■ **SET TASK**
Copy every one of the entries below word for word, changing no character.

■ **SUPPLIED MATERIAL**

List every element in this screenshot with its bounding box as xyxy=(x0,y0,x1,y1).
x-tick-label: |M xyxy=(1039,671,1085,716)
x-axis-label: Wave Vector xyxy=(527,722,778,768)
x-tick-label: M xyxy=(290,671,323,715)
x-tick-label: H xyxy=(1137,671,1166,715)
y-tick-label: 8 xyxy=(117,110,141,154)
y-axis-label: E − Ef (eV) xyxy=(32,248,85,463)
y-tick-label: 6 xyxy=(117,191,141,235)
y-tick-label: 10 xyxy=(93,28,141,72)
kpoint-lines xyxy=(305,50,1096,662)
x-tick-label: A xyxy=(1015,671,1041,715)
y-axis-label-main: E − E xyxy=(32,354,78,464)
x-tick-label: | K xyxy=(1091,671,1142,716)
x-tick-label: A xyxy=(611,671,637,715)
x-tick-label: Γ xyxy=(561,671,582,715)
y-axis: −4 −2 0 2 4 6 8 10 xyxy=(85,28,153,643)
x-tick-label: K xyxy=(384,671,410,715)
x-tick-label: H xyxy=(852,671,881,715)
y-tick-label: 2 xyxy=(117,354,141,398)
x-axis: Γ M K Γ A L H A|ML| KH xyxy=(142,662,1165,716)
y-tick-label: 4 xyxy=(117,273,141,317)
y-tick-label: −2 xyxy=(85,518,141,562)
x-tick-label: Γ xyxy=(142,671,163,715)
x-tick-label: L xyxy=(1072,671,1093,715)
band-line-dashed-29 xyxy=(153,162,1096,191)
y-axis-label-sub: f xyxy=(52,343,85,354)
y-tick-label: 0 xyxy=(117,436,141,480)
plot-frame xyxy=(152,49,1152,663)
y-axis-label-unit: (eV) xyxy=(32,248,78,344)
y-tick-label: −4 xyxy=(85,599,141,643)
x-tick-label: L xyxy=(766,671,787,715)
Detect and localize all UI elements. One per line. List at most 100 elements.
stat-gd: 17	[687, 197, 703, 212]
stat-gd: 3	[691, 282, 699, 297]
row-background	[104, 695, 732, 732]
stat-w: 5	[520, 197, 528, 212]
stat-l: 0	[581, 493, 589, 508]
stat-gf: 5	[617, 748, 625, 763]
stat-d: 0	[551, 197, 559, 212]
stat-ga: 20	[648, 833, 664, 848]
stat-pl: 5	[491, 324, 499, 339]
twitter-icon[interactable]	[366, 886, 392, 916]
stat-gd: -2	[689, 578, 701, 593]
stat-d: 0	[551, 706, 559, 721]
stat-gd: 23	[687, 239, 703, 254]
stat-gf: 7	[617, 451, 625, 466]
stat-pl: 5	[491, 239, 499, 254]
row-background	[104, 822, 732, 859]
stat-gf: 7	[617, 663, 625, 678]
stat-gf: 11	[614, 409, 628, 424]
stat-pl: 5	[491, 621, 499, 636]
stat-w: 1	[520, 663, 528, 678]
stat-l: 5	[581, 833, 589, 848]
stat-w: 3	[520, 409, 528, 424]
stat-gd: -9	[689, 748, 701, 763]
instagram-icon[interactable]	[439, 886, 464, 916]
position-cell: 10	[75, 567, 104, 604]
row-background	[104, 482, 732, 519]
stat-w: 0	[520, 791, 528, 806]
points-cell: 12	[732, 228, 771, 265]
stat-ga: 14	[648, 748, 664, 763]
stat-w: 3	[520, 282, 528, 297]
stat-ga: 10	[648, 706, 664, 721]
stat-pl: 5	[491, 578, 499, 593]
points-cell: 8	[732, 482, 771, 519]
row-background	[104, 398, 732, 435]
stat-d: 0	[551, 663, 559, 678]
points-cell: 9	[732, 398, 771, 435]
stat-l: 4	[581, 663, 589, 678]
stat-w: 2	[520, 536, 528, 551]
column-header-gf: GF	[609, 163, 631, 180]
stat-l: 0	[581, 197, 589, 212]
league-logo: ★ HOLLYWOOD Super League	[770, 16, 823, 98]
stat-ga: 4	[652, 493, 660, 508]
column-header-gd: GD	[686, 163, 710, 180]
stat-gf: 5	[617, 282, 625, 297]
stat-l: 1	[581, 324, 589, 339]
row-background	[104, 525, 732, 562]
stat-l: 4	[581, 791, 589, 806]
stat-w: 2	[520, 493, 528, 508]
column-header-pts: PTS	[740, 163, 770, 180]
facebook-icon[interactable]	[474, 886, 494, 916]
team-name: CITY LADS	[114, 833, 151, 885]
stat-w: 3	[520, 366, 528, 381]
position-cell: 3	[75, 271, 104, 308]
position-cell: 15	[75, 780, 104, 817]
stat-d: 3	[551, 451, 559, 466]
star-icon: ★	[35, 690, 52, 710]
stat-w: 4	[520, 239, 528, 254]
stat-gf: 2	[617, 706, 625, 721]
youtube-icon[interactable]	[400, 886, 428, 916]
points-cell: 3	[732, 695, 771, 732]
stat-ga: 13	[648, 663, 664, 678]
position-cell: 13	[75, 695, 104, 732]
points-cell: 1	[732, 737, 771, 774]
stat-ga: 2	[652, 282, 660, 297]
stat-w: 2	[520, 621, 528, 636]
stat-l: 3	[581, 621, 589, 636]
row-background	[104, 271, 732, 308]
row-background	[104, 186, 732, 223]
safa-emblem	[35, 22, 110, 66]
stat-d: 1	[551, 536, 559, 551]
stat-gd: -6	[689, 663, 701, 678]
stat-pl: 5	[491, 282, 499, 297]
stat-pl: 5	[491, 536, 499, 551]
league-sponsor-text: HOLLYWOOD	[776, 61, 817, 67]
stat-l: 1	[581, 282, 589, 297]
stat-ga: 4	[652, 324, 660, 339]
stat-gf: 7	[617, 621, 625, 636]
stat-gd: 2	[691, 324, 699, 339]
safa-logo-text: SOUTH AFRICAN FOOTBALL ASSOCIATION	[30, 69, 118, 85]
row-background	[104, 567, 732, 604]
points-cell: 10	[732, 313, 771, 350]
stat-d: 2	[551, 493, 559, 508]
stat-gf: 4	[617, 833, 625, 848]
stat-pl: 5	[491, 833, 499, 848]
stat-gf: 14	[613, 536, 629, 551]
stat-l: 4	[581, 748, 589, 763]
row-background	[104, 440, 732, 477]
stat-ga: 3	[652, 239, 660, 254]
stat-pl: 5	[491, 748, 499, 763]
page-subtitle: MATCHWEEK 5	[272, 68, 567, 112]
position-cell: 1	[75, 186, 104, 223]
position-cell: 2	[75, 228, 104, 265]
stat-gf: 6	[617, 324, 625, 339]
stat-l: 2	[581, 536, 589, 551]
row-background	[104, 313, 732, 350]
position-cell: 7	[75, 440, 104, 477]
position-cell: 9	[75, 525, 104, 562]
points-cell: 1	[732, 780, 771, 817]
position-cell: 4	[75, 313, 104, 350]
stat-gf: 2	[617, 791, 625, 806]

■ **CORRECT RESULT**
List every element in this screenshot with its bounding box as xyxy=(x0,y0,x1,y1).
x-tick-label: |M xyxy=(1039,671,1085,716)
x-axis-label: Wave Vector xyxy=(527,722,778,768)
x-tick-label: M xyxy=(290,671,323,715)
x-tick-label: H xyxy=(1137,671,1166,715)
y-tick-label: 8 xyxy=(117,110,141,154)
y-axis-label: E − Ef (eV) xyxy=(32,248,85,463)
y-tick-label: 6 xyxy=(117,191,141,235)
y-tick-label: 10 xyxy=(93,28,141,72)
kpoint-lines xyxy=(305,50,1096,662)
x-tick-label: A xyxy=(1015,671,1041,715)
y-axis-label-main: E − E xyxy=(32,354,78,464)
x-tick-label: | K xyxy=(1091,671,1142,716)
x-tick-label: A xyxy=(611,671,637,715)
x-tick-label: Γ xyxy=(561,671,582,715)
y-axis: −4 −2 0 2 4 6 8 10 xyxy=(85,28,153,643)
x-tick-label: K xyxy=(384,671,410,715)
x-tick-label: H xyxy=(852,671,881,715)
y-tick-label: 2 xyxy=(117,354,141,398)
x-axis: Γ M K Γ A L H A|ML| KH xyxy=(142,662,1165,716)
y-tick-label: 4 xyxy=(117,273,141,317)
y-tick-label: −2 xyxy=(85,518,141,562)
x-tick-label: Γ xyxy=(142,671,163,715)
x-tick-label: L xyxy=(1072,671,1093,715)
band-line-dashed-29 xyxy=(153,162,1096,191)
y-axis-label-sub: f xyxy=(52,343,85,354)
y-tick-label: 0 xyxy=(117,436,141,480)
plot-frame xyxy=(152,49,1152,663)
y-axis-label-unit: (eV) xyxy=(32,248,78,344)
y-tick-label: −4 xyxy=(85,599,141,643)
x-tick-label: L xyxy=(766,671,787,715)
Detect and localize all UI elements. One per line. List at most 100 elements.
stat-gd: 17	[687, 197, 703, 212]
stat-gd: 3	[691, 282, 699, 297]
row-background	[104, 695, 732, 732]
stat-w: 5	[520, 197, 528, 212]
stat-l: 0	[581, 493, 589, 508]
stat-gf: 5	[617, 748, 625, 763]
stat-d: 0	[551, 197, 559, 212]
stat-ga: 20	[648, 833, 664, 848]
stat-pl: 5	[491, 324, 499, 339]
twitter-icon[interactable]	[366, 886, 392, 916]
stat-gd: -2	[689, 578, 701, 593]
stat-d: 0	[551, 706, 559, 721]
stat-gd: 23	[687, 239, 703, 254]
stat-gf: 7	[617, 451, 625, 466]
stat-pl: 5	[491, 239, 499, 254]
row-background	[104, 822, 732, 859]
stat-gf: 7	[617, 663, 625, 678]
stat-gf: 11	[614, 409, 628, 424]
stat-pl: 5	[491, 621, 499, 636]
stat-w: 1	[520, 663, 528, 678]
stat-l: 5	[581, 833, 589, 848]
stat-w: 3	[520, 409, 528, 424]
stat-gd: -9	[689, 748, 701, 763]
instagram-icon[interactable]	[439, 886, 464, 916]
position-cell: 10	[75, 567, 104, 604]
row-background	[104, 482, 732, 519]
stat-w: 0	[520, 791, 528, 806]
points-cell: 12	[732, 228, 771, 265]
stat-ga: 14	[648, 748, 664, 763]
stat-w: 3	[520, 282, 528, 297]
stat-ga: 10	[648, 706, 664, 721]
stat-pl: 5	[491, 578, 499, 593]
points-cell: 8	[732, 482, 771, 519]
row-background	[104, 398, 732, 435]
stat-d: 0	[551, 663, 559, 678]
points-cell: 9	[732, 398, 771, 435]
stat-l: 4	[581, 663, 589, 678]
stat-w: 2	[520, 536, 528, 551]
column-header-gf: GF	[609, 163, 631, 180]
stat-l: 0	[581, 197, 589, 212]
league-logo: ★ HOLLYWOOD Super League	[770, 16, 823, 98]
stat-ga: 4	[652, 493, 660, 508]
column-header-gd: GD	[686, 163, 710, 180]
stat-gf: 5	[617, 282, 625, 297]
stat-l: 1	[581, 324, 589, 339]
row-background	[104, 525, 732, 562]
stat-l: 4	[581, 791, 589, 806]
stat-w: 2	[520, 493, 528, 508]
column-header-pts: PTS	[740, 163, 770, 180]
facebook-icon[interactable]	[474, 886, 494, 916]
team-name: CITY LADS	[114, 833, 151, 885]
stat-w: 3	[520, 366, 528, 381]
position-cell: 3	[75, 271, 104, 308]
position-cell: 15	[75, 780, 104, 817]
stat-d: 3	[551, 451, 559, 466]
star-icon: ★	[35, 690, 52, 710]
stat-w: 4	[520, 239, 528, 254]
stat-gf: 2	[617, 706, 625, 721]
youtube-icon[interactable]	[400, 886, 428, 916]
points-cell: 3	[732, 695, 771, 732]
stat-ga: 13	[648, 663, 664, 678]
position-cell: 13	[75, 695, 104, 732]
points-cell: 1	[732, 737, 771, 774]
stat-ga: 2	[652, 282, 660, 297]
stat-w: 2	[520, 621, 528, 636]
stat-l: 3	[581, 621, 589, 636]
row-background	[104, 271, 732, 308]
row-background	[104, 186, 732, 223]
safa-emblem	[35, 22, 110, 66]
stat-d: 1	[551, 536, 559, 551]
stat-gd: -6	[689, 663, 701, 678]
stat-pl: 5	[491, 282, 499, 297]
stat-pl: 5	[491, 536, 499, 551]
league-sponsor-text: HOLLYWOOD	[776, 61, 817, 67]
stat-l: 1	[581, 282, 589, 297]
stat-ga: 4	[652, 324, 660, 339]
stat-gf: 7	[617, 621, 625, 636]
stat-gd: 2	[691, 324, 699, 339]
safa-logo-text: SOUTH AFRICAN FOOTBALL ASSOCIATION	[30, 69, 118, 85]
row-background	[104, 567, 732, 604]
points-cell: 10	[732, 313, 771, 350]
stat-d: 2	[551, 493, 559, 508]
stat-gf: 4	[617, 833, 625, 848]
stat-pl: 5	[491, 833, 499, 848]
stat-gf: 14	[613, 536, 629, 551]
stat-l: 4	[581, 748, 589, 763]
row-background	[104, 440, 732, 477]
stat-ga: 3	[652, 239, 660, 254]
stat-pl: 5	[491, 748, 499, 763]
page-subtitle: MATCHWEEK 5	[272, 68, 567, 112]
position-cell: 1	[75, 186, 104, 223]
position-cell: 2	[75, 228, 104, 265]
stat-gf: 6	[617, 324, 625, 339]
stat-l: 2	[581, 536, 589, 551]
row-background	[104, 313, 732, 350]
position-cell: 7	[75, 440, 104, 477]
position-cell: 9	[75, 525, 104, 562]
points-cell: 1	[732, 780, 771, 817]
position-cell: 4	[75, 313, 104, 350]
stat-gf: 2	[617, 791, 625, 806]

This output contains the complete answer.